START

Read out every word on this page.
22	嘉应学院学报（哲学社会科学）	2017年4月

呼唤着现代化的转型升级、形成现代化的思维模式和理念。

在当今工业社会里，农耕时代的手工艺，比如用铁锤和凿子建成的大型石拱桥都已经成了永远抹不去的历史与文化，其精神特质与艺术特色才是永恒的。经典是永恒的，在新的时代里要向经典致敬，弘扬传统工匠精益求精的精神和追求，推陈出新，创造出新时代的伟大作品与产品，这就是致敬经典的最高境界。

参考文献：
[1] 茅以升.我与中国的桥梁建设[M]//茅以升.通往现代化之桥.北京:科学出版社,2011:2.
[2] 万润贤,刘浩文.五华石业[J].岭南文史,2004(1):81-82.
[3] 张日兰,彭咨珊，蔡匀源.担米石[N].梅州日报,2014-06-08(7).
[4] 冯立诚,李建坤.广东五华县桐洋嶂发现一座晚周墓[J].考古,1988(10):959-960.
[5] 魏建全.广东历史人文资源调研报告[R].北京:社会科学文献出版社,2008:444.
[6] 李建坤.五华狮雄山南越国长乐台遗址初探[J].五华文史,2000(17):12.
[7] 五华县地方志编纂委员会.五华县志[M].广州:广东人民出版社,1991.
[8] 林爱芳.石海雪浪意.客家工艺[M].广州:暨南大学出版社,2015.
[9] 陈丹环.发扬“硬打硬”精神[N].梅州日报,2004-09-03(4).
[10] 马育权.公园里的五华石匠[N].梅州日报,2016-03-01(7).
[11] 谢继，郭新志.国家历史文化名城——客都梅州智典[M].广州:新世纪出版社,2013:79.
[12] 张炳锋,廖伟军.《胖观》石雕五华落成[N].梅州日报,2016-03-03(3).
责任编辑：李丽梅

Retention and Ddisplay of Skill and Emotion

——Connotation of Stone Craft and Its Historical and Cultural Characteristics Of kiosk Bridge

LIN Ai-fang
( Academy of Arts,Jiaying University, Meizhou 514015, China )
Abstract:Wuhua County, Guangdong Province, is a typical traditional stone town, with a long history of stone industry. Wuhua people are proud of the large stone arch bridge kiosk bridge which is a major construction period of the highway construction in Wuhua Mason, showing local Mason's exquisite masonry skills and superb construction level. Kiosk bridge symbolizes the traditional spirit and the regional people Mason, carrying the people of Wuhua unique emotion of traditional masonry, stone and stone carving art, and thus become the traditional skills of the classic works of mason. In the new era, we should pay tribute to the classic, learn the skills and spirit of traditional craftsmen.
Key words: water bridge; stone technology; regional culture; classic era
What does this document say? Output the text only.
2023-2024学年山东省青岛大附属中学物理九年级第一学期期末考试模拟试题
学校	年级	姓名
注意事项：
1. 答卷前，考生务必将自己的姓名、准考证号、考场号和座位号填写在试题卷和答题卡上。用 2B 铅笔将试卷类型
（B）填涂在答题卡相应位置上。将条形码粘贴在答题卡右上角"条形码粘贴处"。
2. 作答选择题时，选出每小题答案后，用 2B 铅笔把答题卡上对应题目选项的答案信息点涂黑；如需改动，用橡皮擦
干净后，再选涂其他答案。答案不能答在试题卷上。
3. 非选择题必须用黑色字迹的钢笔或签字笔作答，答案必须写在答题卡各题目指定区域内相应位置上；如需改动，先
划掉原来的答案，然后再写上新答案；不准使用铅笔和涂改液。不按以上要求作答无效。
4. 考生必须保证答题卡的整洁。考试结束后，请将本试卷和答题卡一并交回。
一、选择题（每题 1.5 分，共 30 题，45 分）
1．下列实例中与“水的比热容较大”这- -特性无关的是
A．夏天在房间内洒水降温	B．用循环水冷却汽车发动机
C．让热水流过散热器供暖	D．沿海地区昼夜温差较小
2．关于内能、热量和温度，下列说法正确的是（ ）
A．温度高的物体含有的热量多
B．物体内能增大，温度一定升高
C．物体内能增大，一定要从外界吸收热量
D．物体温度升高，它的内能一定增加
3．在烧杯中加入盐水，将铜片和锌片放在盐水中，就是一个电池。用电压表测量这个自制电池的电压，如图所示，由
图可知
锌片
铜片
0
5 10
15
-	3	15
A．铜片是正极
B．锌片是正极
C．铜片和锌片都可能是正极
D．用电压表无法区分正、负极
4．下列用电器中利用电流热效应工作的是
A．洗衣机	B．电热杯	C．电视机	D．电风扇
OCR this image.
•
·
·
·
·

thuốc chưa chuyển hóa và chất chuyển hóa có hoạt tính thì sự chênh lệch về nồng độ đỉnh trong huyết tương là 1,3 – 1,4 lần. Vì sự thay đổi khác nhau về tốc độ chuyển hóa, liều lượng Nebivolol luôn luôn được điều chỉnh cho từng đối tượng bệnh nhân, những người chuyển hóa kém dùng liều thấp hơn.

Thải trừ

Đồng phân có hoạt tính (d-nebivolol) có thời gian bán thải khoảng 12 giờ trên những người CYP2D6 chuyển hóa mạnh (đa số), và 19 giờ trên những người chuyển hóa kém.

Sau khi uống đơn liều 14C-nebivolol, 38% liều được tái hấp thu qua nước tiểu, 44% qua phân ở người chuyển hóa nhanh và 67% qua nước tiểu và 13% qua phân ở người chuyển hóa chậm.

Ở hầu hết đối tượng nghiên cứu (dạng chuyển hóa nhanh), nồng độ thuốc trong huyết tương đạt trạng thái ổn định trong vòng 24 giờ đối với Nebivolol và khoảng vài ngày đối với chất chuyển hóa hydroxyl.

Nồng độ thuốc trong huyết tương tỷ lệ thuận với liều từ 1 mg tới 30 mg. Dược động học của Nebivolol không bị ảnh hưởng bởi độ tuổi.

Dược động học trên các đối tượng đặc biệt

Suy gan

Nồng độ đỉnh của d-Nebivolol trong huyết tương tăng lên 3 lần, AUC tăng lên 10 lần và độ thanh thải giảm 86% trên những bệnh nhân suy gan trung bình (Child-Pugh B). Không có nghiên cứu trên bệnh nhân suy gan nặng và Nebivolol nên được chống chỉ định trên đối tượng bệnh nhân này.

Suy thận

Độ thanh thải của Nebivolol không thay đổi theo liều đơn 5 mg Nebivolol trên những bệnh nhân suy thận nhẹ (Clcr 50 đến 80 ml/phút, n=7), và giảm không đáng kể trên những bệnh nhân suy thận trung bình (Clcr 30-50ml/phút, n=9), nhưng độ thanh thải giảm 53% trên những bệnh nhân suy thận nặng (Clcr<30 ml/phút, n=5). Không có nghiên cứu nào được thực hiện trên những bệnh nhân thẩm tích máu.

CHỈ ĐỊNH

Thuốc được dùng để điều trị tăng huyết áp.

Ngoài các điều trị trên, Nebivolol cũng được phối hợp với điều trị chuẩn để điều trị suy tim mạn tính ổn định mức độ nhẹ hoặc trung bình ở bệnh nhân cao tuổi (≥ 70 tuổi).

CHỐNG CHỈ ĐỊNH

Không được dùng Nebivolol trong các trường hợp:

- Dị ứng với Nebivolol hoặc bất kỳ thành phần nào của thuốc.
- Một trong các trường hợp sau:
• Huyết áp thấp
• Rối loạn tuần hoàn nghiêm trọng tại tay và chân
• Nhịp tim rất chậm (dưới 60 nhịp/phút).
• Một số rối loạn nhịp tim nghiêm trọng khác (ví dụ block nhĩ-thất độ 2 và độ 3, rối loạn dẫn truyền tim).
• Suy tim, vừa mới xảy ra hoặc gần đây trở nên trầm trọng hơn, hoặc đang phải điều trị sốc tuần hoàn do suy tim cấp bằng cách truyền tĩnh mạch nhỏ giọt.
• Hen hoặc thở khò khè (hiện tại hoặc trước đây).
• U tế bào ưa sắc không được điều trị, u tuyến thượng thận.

END

Problem to work on: Reproduce the material precisely, including every line.

The response:
Read out every word on this page.
22	嘉应学院学报（哲学社会科学）	2017年4月

呼唤着现代化的转型升级、形成现代化的思维模式和理念。

在当今工业社会里，农耕时代的手工艺，比如用铁锤和凿子建成的大型石拱桥都已经成了永远抹不去的历史与文化，其精神特质与艺术特色才是永恒的。经典是永恒的，在新的时代里要向经典致敬，弘扬传统工匠精益求精的精神和追求，推陈出新，创造出新时代的伟大作品与产品，这就是致敬经典的最高境界。

参考文献：
[1] 茅以升.我与中国的桥梁建设[M]//茅以升.通往现代化之桥.北京:科学出版社,2011:2.
[2] 万润贤,刘浩文.五华石业[J].岭南文史,2004(1):81-82.
[3] 张日兰,彭咨珊，蔡匀源.担米石[N].梅州日报,2014-06-08(7).
[4] 冯立诚,李建坤.广东五华县桐洋嶂发现一座晚周墓[J].考古,1988(10):959-960.
[5] 魏建全.广东历史人文资源调研报告[R].北京:社会科学文献出版社,2008:444.
[6] 李建坤.五华狮雄山南越国长乐台遗址初探[J].五华文史,2000(17):12.
[7] 五华县地方志编纂委员会.五华县志[M].广州:广东人民出版社,1991.
[8] 林爱芳.石海雪浪意.客家工艺[M].广州:暨南大学出版社,2015.
[9] 陈丹环.发扬“硬打硬”精神[N].梅州日报,2004-09-03(4).
[10] 马育权.公园里的五华石匠[N].梅州日报,2016-03-01(7).
[11] 谢继，郭新志.国家历史文化名城——客都梅州智典[M].广州:新世纪出版社,2013:79.
[12] 张炳锋,廖伟军.《胖观》石雕五华落成[N].梅州日报,2016-03-03(3).
责任编辑：李丽梅

Retention and Ddisplay of Skill and Emotion

——Connotation of Stone Craft and Its Historical and Cultural Characteristics Of kiosk Bridge

LIN Ai-fang
( Academy of Arts,Jiaying University, Meizhou 514015, China )
Abstract:Wuhua County, Guangdong Province, is a typical traditional stone town, with a long history of stone industry. Wuhua people are proud of the large stone arch bridge kiosk bridge which is a major construction period of the highway construction in Wuhua Mason, showing local Mason's exquisite masonry skills and superb construction level. Kiosk bridge symbolizes the traditional spirit and the regional people Mason, carrying the people of Wuhua unique emotion of traditional masonry, stone and stone carving art, and thus become the traditional skills of the classic works of mason. In the new era, we should pay tribute to the classic, learn the skills and spirit of traditional craftsmen.
Key words: water bridge; stone technology; regional culture; classic era
What does this document say? Output the text only.
2023-2024学年山东省青岛大附属中学物理九年级第一学期期末考试模拟试题
学校	年级	姓名
注意事项：
1. 答卷前，考生务必将自己的姓名、准考证号、考场号和座位号填写在试题卷和答题卡上。用 2B 铅笔将试卷类型
（B）填涂在答题卡相应位置上。将条形码粘贴在答题卡右上角"条形码粘贴处"。
2. 作答选择题时，选出每小题答案后，用 2B 铅笔把答题卡上对应题目选项的答案信息点涂黑；如需改动，用橡皮擦
干净后，再选涂其他答案。答案不能答在试题卷上。
3. 非选择题必须用黑色字迹的钢笔或签字笔作答，答案必须写在答题卡各题目指定区域内相应位置上；如需改动，先
划掉原来的答案，然后再写上新答案；不准使用铅笔和涂改液。不按以上要求作答无效。
4. 考生必须保证答题卡的整洁。考试结束后，请将本试卷和答题卡一并交回。
一、选择题（每题 1.5 分，共 30 题，45 分）
1．下列实例中与“水的比热容较大”这- -特性无关的是
A．夏天在房间内洒水降温	B．用循环水冷却汽车发动机
C．让热水流过散热器供暖	D．沿海地区昼夜温差较小
2．关于内能、热量和温度，下列说法正确的是（ ）
A．温度高的物体含有的热量多
B．物体内能增大，温度一定升高
C．物体内能增大，一定要从外界吸收热量
D．物体温度升高，它的内能一定增加
3．在烧杯中加入盐水，将铜片和锌片放在盐水中，就是一个电池。用电压表测量这个自制电池的电压，如图所示，由
图可知
锌片
铜片
0
5 10
15
-	3	15
A．铜片是正极
B．锌片是正极
C．铜片和锌片都可能是正极
D．用电压表无法区分正、负极
4．下列用电器中利用电流热效应工作的是
A．洗衣机	B．电热杯	C．电视机	D．电风扇
OCR this image.
•
·
·
·
·

thuốc chưa chuyển hóa và chất chuyển hóa có hoạt tính thì sự chênh lệch về nồng độ đỉnh trong huyết tương là 1,3 – 1,4 lần. Vì sự thay đổi khác nhau về tốc độ chuyển hóa, liều lượng Nebivolol luôn luôn được điều chỉnh cho từng đối tượng bệnh nhân, những người chuyển hóa kém dùng liều thấp hơn.

Thải trừ

Đồng phân có hoạt tính (d-nebivolol) có thời gian bán thải khoảng 12 giờ trên những người CYP2D6 chuyển hóa mạnh (đa số), và 19 giờ trên những người chuyển hóa kém.

Sau khi uống đơn liều 14C-nebivolol, 38% liều được tái hấp thu qua nước tiểu, 44% qua phân ở người chuyển hóa nhanh và 67% qua nước tiểu và 13% qua phân ở người chuyển hóa chậm.

Ở hầu hết đối tượng nghiên cứu (dạng chuyển hóa nhanh), nồng độ thuốc trong huyết tương đạt trạng thái ổn định trong vòng 24 giờ đối với Nebivolol và khoảng vài ngày đối với chất chuyển hóa hydroxyl.

Nồng độ thuốc trong huyết tương tỷ lệ thuận với liều từ 1 mg tới 30 mg. Dược động học của Nebivolol không bị ảnh hưởng bởi độ tuổi.

Dược động học trên các đối tượng đặc biệt

Suy gan

Nồng độ đỉnh của d-Nebivolol trong huyết tương tăng lên 3 lần, AUC tăng lên 10 lần và độ thanh thải giảm 86% trên những bệnh nhân suy gan trung bình (Child-Pugh B). Không có nghiên cứu trên bệnh nhân suy gan nặng và Nebivolol nên được chống chỉ định trên đối tượng bệnh nhân này.

Suy thận

Độ thanh thải của Nebivolol không thay đổi theo liều đơn 5 mg Nebivolol trên những bệnh nhân suy thận nhẹ (Clcr 50 đến 80 ml/phút, n=7), và giảm không đáng kể trên những bệnh nhân suy thận trung bình (Clcr 30-50ml/phút, n=9), nhưng độ thanh thải giảm 53% trên những bệnh nhân suy thận nặng (Clcr<30 ml/phút, n=5). Không có nghiên cứu nào được thực hiện trên những bệnh nhân thẩm tích máu.

CHỈ ĐỊNH

Thuốc được dùng để điều trị tăng huyết áp.

Ngoài các điều trị trên, Nebivolol cũng được phối hợp với điều trị chuẩn để điều trị suy tim mạn tính ổn định mức độ nhẹ hoặc trung bình ở bệnh nhân cao tuổi (≥ 70 tuổi).

CHỐNG CHỈ ĐỊNH

Không được dùng Nebivolol trong các trường hợp:

- Dị ứng với Nebivolol hoặc bất kỳ thành phần nào của thuốc.
- Một trong các trường hợp sau:
• Huyết áp thấp
• Rối loạn tuần hoàn nghiêm trọng tại tay và chân
• Nhịp tim rất chậm (dưới 60 nhịp/phút).
• Một số rối loạn nhịp tim nghiêm trọng khác (ví dụ block nhĩ-thất độ 2 và độ 3, rối loạn dẫn truyền tim).
• Suy tim, vừa mới xảy ra hoặc gần đây trở nên trầm trọng hơn, hoặc đang phải điều trị sốc tuần hoàn do suy tim cấp bằng cách truyền tĩnh mạch nhỏ giọt.
• Hen hoặc thở khò khè (hiện tại hoặc trước đây).
• U tế bào ưa sắc không được điều trị, u tuyến thượng thận.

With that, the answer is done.